REQUIRED TASK: Below is a block of records; repeat all of them exactly.

[Source data]
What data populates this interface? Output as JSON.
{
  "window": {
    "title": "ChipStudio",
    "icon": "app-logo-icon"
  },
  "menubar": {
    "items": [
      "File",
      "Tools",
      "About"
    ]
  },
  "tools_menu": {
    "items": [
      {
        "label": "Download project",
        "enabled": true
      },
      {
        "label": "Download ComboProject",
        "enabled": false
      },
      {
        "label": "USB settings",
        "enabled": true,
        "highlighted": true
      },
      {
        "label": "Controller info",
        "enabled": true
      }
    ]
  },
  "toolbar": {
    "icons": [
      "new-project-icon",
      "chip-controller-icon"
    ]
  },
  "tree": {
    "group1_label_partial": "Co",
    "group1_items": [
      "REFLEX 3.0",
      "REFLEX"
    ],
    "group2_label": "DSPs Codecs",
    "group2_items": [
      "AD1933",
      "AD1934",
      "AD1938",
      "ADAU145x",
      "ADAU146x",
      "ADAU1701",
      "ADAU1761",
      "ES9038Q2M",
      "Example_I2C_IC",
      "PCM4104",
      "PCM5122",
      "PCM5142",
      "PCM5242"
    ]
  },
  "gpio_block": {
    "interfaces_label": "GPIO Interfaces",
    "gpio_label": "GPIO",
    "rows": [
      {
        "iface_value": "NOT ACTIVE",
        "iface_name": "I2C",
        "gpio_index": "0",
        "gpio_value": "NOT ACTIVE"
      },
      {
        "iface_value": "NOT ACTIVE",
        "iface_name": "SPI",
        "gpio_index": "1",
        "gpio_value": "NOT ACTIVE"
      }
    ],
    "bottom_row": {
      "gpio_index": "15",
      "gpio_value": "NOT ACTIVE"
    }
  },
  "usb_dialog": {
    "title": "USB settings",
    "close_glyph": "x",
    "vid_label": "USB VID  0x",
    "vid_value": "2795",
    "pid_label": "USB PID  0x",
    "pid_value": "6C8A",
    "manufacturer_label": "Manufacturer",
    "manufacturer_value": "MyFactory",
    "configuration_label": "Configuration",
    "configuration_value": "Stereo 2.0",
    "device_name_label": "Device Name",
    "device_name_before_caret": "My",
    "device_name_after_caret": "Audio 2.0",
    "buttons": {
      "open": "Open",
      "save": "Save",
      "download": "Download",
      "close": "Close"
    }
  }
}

RESPONSE TO THIS EXERCISE:
What data populates this interface? Output as JSON.
{
  "window": {
    "title": "ChipStudio",
    "icon": "app-logo-icon"
  },
  "menubar": {
    "items": [
      "File",
      "Tools",
      "About"
    ]
  },
  "tools_menu": {
    "items": [
      {
        "label": "Download project",
        "enabled": true
      },
      {
        "label": "Download ComboProject",
        "enabled": false
      },
      {
        "label": "USB settings",
        "enabled": true,
        "highlighted": true
      },
      {
        "label": "Controller info",
        "enabled": true
      }
    ]
  },
  "toolbar": {
    "icons": [
      "new-project-icon",
      "chip-controller-icon"
    ]
  },
  "tree": {
    "group1_label_partial": "Co",
    "group1_items": [
      "REFLEX 3.0",
      "REFLEX"
    ],
    "group2_label": "DSPs Codecs",
    "group2_items": [
      "AD1933",
      "AD1934",
      "AD1938",
      "ADAU145x",
      "ADAU146x",
      "ADAU1701",
      "ADAU1761",
      "ES9038Q2M",
      "Example_I2C_IC",
      "PCM4104",
      "PCM5122",
      "PCM5142",
      "PCM5242"
    ]
  },
  "gpio_block": {
    "interfaces_label": "GPIO Interfaces",
    "gpio_label": "GPIO",
    "rows": [
      {
        "iface_value": "NOT ACTIVE",
        "iface_name": "I2C",
        "gpio_index": "0",
        "gpio_value": "NOT ACTIVE"
      },
      {
        "iface_value": "NOT ACTIVE",
        "iface_name": "SPI",
        "gpio_index": "1",
        "gpio_value": "NOT ACTIVE"
      }
    ],
    "bottom_row": {
      "gpio_index": "15",
      "gpio_value": "NOT ACTIVE"
    }
  },
  "usb_dialog": {
    "title": "USB settings",
    "close_glyph": "x",
    "vid_label": "USB VID  0x",
    "vid_value": "2795",
    "pid_label": "USB PID  0x",
    "pid_value": "6C8A",
    "manufacturer_label": "Manufacturer",
    "manufacturer_value": "MyFactory",
    "configuration_label": "Configuration",
    "configuration_value": "Stereo 2.0",
    "device_name_label": "Device Name",
    "device_name_before_caret": "My",
    "device_name_after_caret": "Audio 2.0",
    "buttons": {
      "open": "Open",
      "save": "Save",
      "download": "Download",
      "close": "Close"
    }
  }
}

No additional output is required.